--- EXERCISE TASK 1 ---
Reproduce the passage of the bug report on the text-only inference crash from "at mlx-c/mlx/c/array.cpp:335" up to and including "SmallVector fatal error.".
--- EXERCISE TASK 2 ---
Extend the bug report on the text-only inference crash, picking up after the final sentence shown.

--- SELECTED EXTRACT ---

-
Notifications
You must be signed in to change notification settings - Fork 104
Description
Description
Loading mlx-community/Qwen3.5-35B-A3B-4bit via VLMModelFactory.shared.loadContainer() works fine — the container loads and weights map correctly. But the first text-only inference call crashes with:
MLX/ErrorHandler.swift:343: Fatal error: SmallVector out of range.
at mlx-c/mlx/c/array.cpp:335
The same model loads and runs fine through LLMModelFactory.
Root Cause
Qwen3VLLanguage.getRopeIndex() (Qwen3VL.swift L1341) assumes inputIds is always 2D [batch, seq]:
let (batchSize, seqLength) = (inputIds.dim(0), inputIds.dim(1))When the VLM container is used for text-only generation (no images), the token tensor can be 1D [seq]. inputIds.dim(1) on a 1D array triggers the SmallVector fatal error.

--- ENTRIES SUPPLIED ---
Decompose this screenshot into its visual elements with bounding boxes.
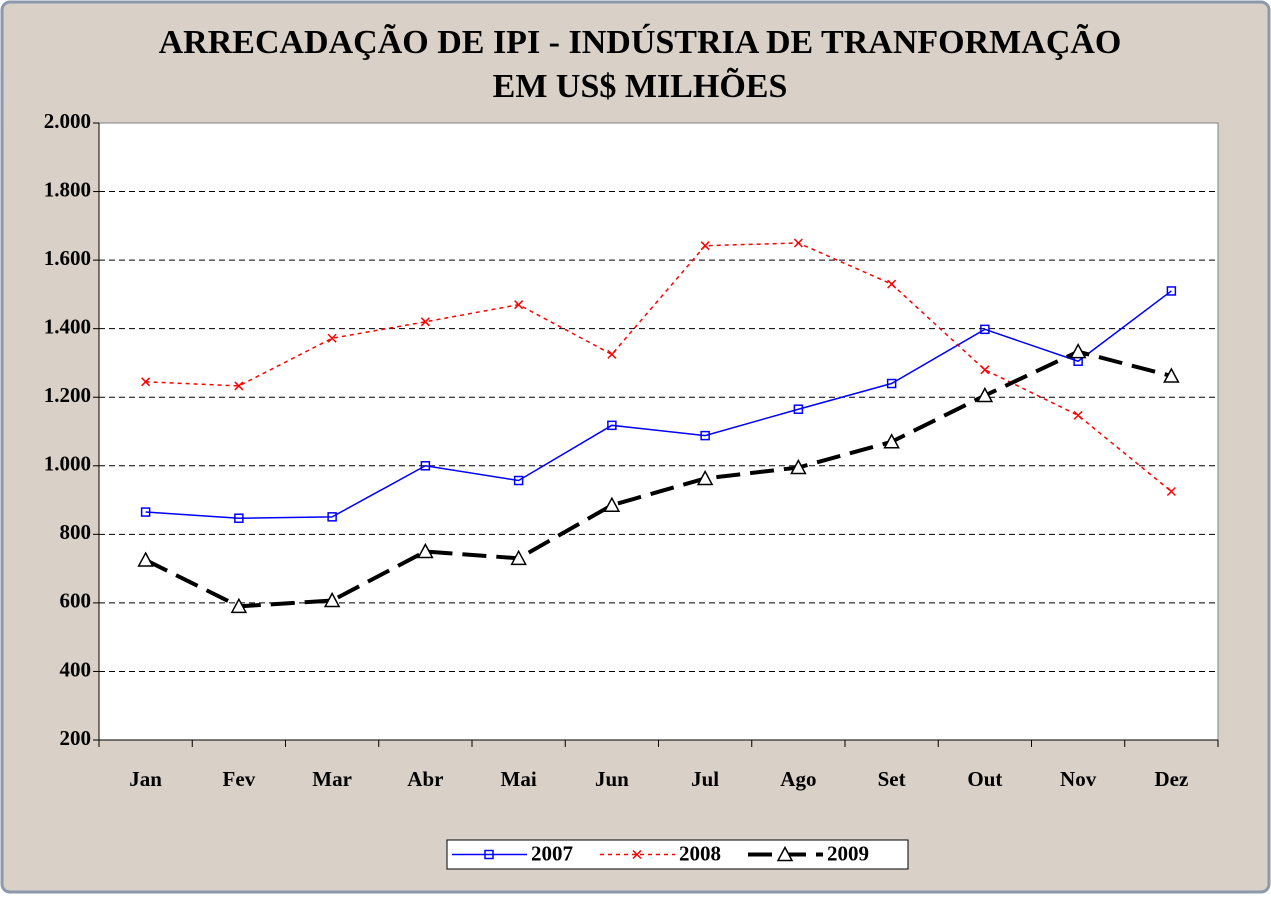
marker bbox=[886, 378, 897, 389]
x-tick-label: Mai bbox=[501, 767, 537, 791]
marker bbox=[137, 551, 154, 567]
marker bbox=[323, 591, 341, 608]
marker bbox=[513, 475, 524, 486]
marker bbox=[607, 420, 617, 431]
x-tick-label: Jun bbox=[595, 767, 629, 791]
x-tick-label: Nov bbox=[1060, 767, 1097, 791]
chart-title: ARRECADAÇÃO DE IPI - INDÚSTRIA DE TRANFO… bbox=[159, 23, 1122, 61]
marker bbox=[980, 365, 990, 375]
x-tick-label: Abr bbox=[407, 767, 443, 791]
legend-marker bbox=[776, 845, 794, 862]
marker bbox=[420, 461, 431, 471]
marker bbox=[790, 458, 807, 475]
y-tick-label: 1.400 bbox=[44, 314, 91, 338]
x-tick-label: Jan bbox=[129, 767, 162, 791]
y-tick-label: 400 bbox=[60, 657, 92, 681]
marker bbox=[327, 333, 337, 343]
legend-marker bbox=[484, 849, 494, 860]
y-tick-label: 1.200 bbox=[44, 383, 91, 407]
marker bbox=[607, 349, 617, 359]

--- WRITTEN ANSWER 1 ---
at mlx-c/mlx/c/array.cpp:335
The same model loads and runs fine through LLMModelFactory.
Root Cause
Qwen3VLLanguage.getRopeIndex() (Qwen3VL.swift L1341) assumes inputIds is always 2D [batch, seq]:
let (batchSize, seqLength) = (inputIds.dim(0), inputIds.dim(1))When the VLM container is used for text-only generation (no images), the token tensor can be 1D [seq]. inputIds.dim(1) on a 1D array triggers the SmallVector fatal error.

--- WRITTEN ANSWER 2 ---
The call path is:
Qwen35.prepare(input:cache:windowSize:)— no image/video, sopixelValuesis nillanguageModel(inputIds, ...)— forwards raw token IDsQwen35Language.LanguageModel.callAsFunction—positionIds == nil,ropeDeltas == nil, so enters thegetRopeIndexbranchQwen3VLLanguage.getRopeIndex(inputIds:...)— crashes oninputIds.dim(1)becasue the tensor is 1D
This shows up concretely when WiredMemoryUtils.tune() runs its prefill measurement — it creates a plain LMInput(tokens:) with 1D tokens, calls model.prepare(), and the VLM path crashes.
Reproduction
import MLXLMCommon
import MLXVLM
let config = ModelConfiguration(id: "mlx-community/Qwen3.5-35B-A3B-4bit")
let container = try await VLMModelFactory.shared.loadContainer(configuration: config)
// This crashes:
try await container.perform { context in
try await WiredMemoryUtils.tune(
context: context,
tokenCount: 512,
parameters: GenerateParameters(maxTokens: 1)
)
}Suggested Fix
The simplest fix would be to ensure inputIds is 2D before calling getRopeIndex. Something like:
// In Qwen35Language.LanguageModel.callAsFunction, before calling getRopeIndex:
var inputsForRope = inputs
if inputsForRope.ndim == 1 {
inputsForRope = inputsForRope.expandedDimensions(axis: 0)
}Or alternatively, getRopeIndex itself could handle 1D input gracefully.
Environment
- mlx-swift-lm: main branch (HEAD = bc3c20e)
- mlx-swift: main branch (HEAD = b6e128c)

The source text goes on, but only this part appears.